Stored data:
--*--
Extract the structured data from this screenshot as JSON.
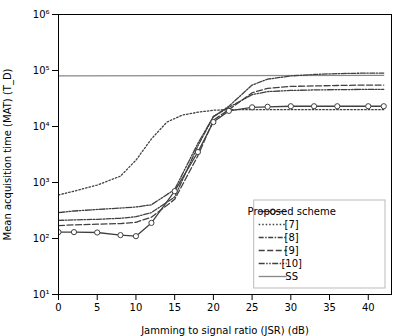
{
  "chart_data": {
    "type": "line",
    "xlabel": "Jamming to signal ratio (JSR) (dB)",
    "ylabel": "Mean acquisition time (MAT) (T_D)",
    "log": "y",
    "grid": false,
    "legend": "lower right",
    "xlim": [
      0,
      43
    ],
    "xticks": [
      0,
      5,
      10,
      15,
      20,
      25,
      30,
      35,
      40
    ],
    "ylim": [
      10,
      1000000
    ],
    "yticks": [
      {
        "value": 10,
        "label": "10¹"
      },
      {
        "value": 100,
        "label": "10²"
      },
      {
        "value": 1000,
        "label": "10³"
      },
      {
        "value": 10000,
        "label": "10⁴"
      },
      {
        "value": 100000,
        "label": "10⁵"
      },
      {
        "value": 1000000,
        "label": "10⁶"
      }
    ],
    "series": [
      {
        "name": "Proposed scheme",
        "color": "#404040",
        "line_style": "solid",
        "marker": "circle",
        "x": [
          0,
          2,
          5,
          8,
          10,
          12,
          15,
          18,
          20,
          22,
          25,
          27,
          30,
          33,
          36,
          40,
          42
        ],
        "values": [
          130,
          130,
          128,
          115,
          110,
          190,
          700,
          3500,
          12000,
          19000,
          22000,
          22500,
          23000,
          23000,
          23000,
          23000,
          23000
        ]
      },
      {
        "name": "[7]",
        "color": "#404040",
        "line_style": "dotted",
        "x": [
          0,
          2,
          5,
          8,
          10,
          12,
          14,
          16,
          18,
          20,
          22,
          25,
          27,
          30,
          35,
          40,
          42
        ],
        "values": [
          600,
          700,
          900,
          1300,
          2500,
          6000,
          12000,
          16000,
          18000,
          19500,
          20000,
          20000,
          20000,
          20000,
          20000,
          20000,
          20000
        ]
      },
      {
        "name": "[8]",
        "color": "#404040",
        "line_style": "dashdot",
        "x": [
          0,
          2,
          5,
          8,
          10,
          12,
          15,
          18,
          20,
          22,
          25,
          27,
          30,
          33,
          36,
          40,
          42
        ],
        "values": [
          210,
          215,
          220,
          230,
          245,
          290,
          550,
          4500,
          15000,
          23000,
          55000,
          70000,
          80000,
          85000,
          88000,
          90000,
          90000
        ]
      },
      {
        "name": "[9]",
        "color": "#404040",
        "line_style": "dashed",
        "x": [
          0,
          2,
          5,
          8,
          10,
          12,
          15,
          18,
          20,
          22,
          25,
          27,
          30,
          33,
          36,
          40,
          42
        ],
        "values": [
          170,
          175,
          180,
          185,
          195,
          240,
          500,
          3000,
          13000,
          20000,
          40000,
          48000,
          52000,
          53000,
          54000,
          55000,
          55000
        ]
      },
      {
        "name": "[10]",
        "color": "#404040",
        "line_style": "dashdotdot",
        "x": [
          0,
          2,
          5,
          8,
          10,
          12,
          15,
          18,
          20,
          22,
          25,
          27,
          30,
          33,
          36,
          40,
          42
        ],
        "values": [
          290,
          310,
          330,
          350,
          365,
          400,
          750,
          5000,
          15000,
          22000,
          37000,
          42000,
          44000,
          45000,
          45500,
          46000,
          46000
        ]
      },
      {
        "name": "SS",
        "color": "#888888",
        "line_style": "solid",
        "x": [
          0,
          42
        ],
        "values": [
          80000,
          82000
        ]
      }
    ]
  }
}
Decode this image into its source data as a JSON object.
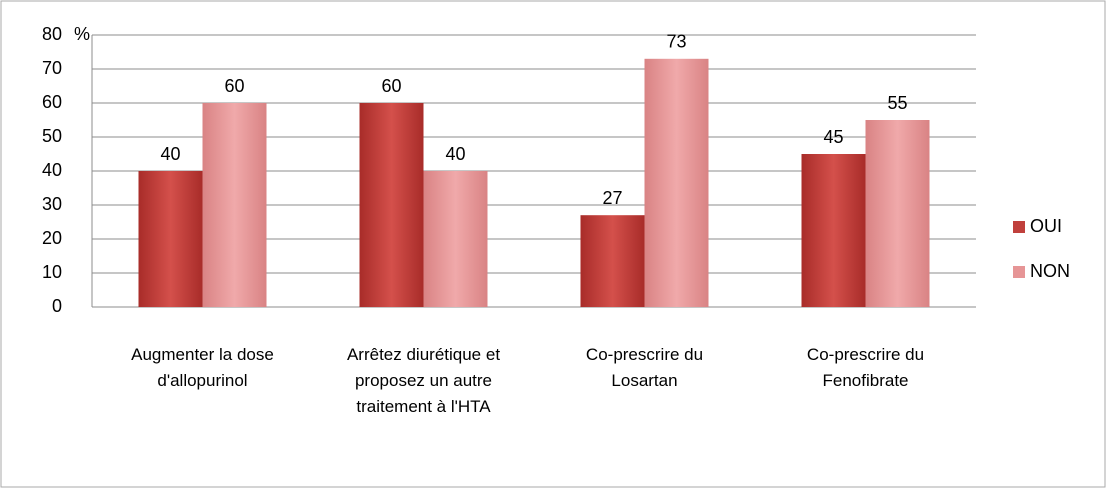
--*--
**TO DO**: Pick out every line with the string "name" and copy it.

**TASK OUTPUT**:
        "name": "Proposed scheme",
        "name": "[7]",
        "name": "[8]",
        "name": "[9]",
        "name": "[10]",
        "name": "SS",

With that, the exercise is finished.